▸ Given exercise A
According to the article on XML Literals, which language offers them?
▸ Given exercise B
Carry the article on XML Literals forward from its final paragraph.

▸ Page extract
[START]

Practical .NET

Creating Complex XML Documents with XML Literals

If you're creating an XML document and want to write code that you'll actually be able to maintain … well, it may be time to learn a little Visual Basic, just so you can use XML Literals. It's a good solution even for C# shops.

The Microsoft .NET Framework includes multiple tools for generating XML documents, but the tools suffer from one failing: If the XML document is at all complicated then it's difficult to write code that's easy to read, easy to understand, and easy to modify or extend as requirements change. And, by "difficult," I mean, "impossible." By the time you write the code to create elements and attributes and then append them to each other, it's hard to see the document in the code. As requirements change and you need to alter the document, you're often reduced to altering the code and then running it to find out what the resulting document looks like.

There's a tool for creating complex XML documents that does give you readable, easily maintainable code: XML Literals. Unfortunately, XML Literals are only available in Visual Basic. But if you're a C# programmer, don't stop reading yet. There are three good reasons for using XML Literals even if you're a purely C# shop. First, in my opinion, the benefits of using XML Literals are sufficiently worthwhile that they'll offset the costs of reading a language with which you're not completely familiar. Second, as you'll see, there isn't much Visual Basic code required: Most of what goes into your code looks like XML rather than Visual Basic. Finally, while XML Literals are Visual Basic-specific, the XElement that you'll create in this code is completely interoperable. So, even in a pure C# shop, creating a Visual Basic class library that exploits XML Literals and returns an XElement to your C# application is a perfectly reasonable option.

The closest you can get in C# to XML Literals is to pass a literal string to the XElement Parse method. However, concatenating together strings is a poor substitute for XML Literals which give you many of the benefits you associate with writing code: IntelliSense to prompt you for your closing tags and Visual Studio to flag validation errors as you type in your code, for example. XML Literals also provide a clean way to integrate variable data into your XML document.

[END]

▸ Collected data
[START]

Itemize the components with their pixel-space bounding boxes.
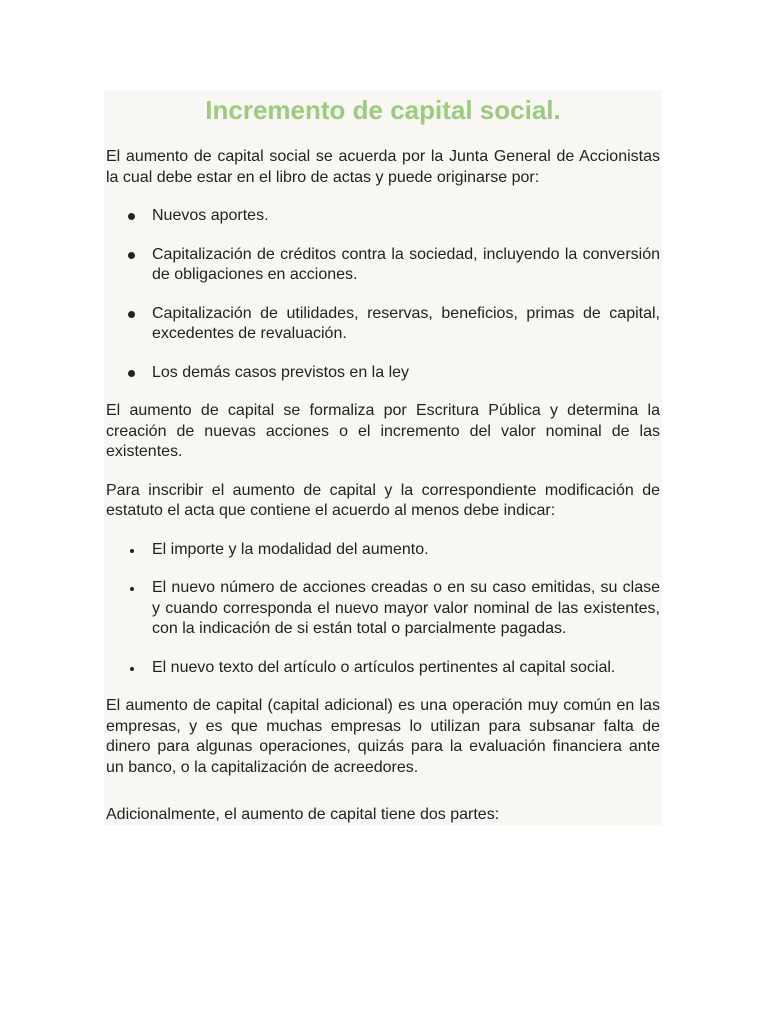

[END]

▸ Task response A
Only Visual Basic.

▸ Task response B
The Beauty of XML Literals
The most obvious example of the benefits of XML Literals is the ability to generate a simple document: You just declare a variable as an XElement and paste in a sample of your XML document to initialize the variable (you'll need a reference to System.XML.LINQ to use XElement). This example uses an XML document with a default namespace and single root element containing some text (notice the complete absence of any quotation marks or any other delimiter, other than what XML requires):

Dim elm As XElement 
elm = <Customer xmlns='http://www.phvis.com/Customer'
                xmlns:xsi='http://www.w3.org/2001/XMLSchema-instance'>
        A123
      </Customer>

The document is completely visible in your code: You can literally see the document you're generating. If requirements change and, for example, the data is now to be enclosed in a CustomerId element, you can just add the new element to the document embedded in your code:

elm = <Customer xmlns='http://www.phvis.com/Customer'
                xmlns:xsi='http://www.w3.org/2001/XMLSchema-instance'>
        <CustomerId> 
          A123
        </CustomerId>
      </Customer>

One caveat: Much of the space you see inside the CustomerId element in this code will be included in the resulting XML document. You'll probably want to omit that whitespace by writing the document like this:

elm = <Customer xmlns='http://www.phvis.com/Customer'
                xmlns:xsi='http://www.w3.org/2001/XMLSchema-instance'>
        <CustomerId>A123</CustomerId>
      </Customer>

Inserting Simple Data
Of course, a real document will have variable data in it. My data inside the CustomerId element will probably change from one document to another, for example. To insert a value into an XML Literal you just need to add an expression that will evaluate to the right value.

To flag an expression to be evaluated in a document created with XML Literals, you must wrap the expression in a set of delimiters familiar to ASP.NET developers: <%= …. %>. Assuming the value to go inside my root element is held in a variable called CustId, the code that would insert that value would look like this:

elm = <Customer xmlns='http://www.phvis.com/Customer'
                xmlns:xsi='http://www.w3.org/2001/XMLSchema-instance'>
        <CustomerId>
          <%= CustId %>
        </CustomerId>
      </Customer>

Unlike my previous hardcoded example, with this code, the whitespace inside the CustomerId element will be omitted in the XML document. As with the original documents, as requirements change, altering the expression is both obvious and easy to do.

There is, however, one significant limitation to the code you can insert into an XML Literals document. While ASP.NET supports multiple delimiters that go beyond just integrating expressions, XML Literals does not. The only thing you can include in your XML Literal is an expression: A Visual Basic statement that evaluates to a single value. Fortunately, expressions turn out to be all you need.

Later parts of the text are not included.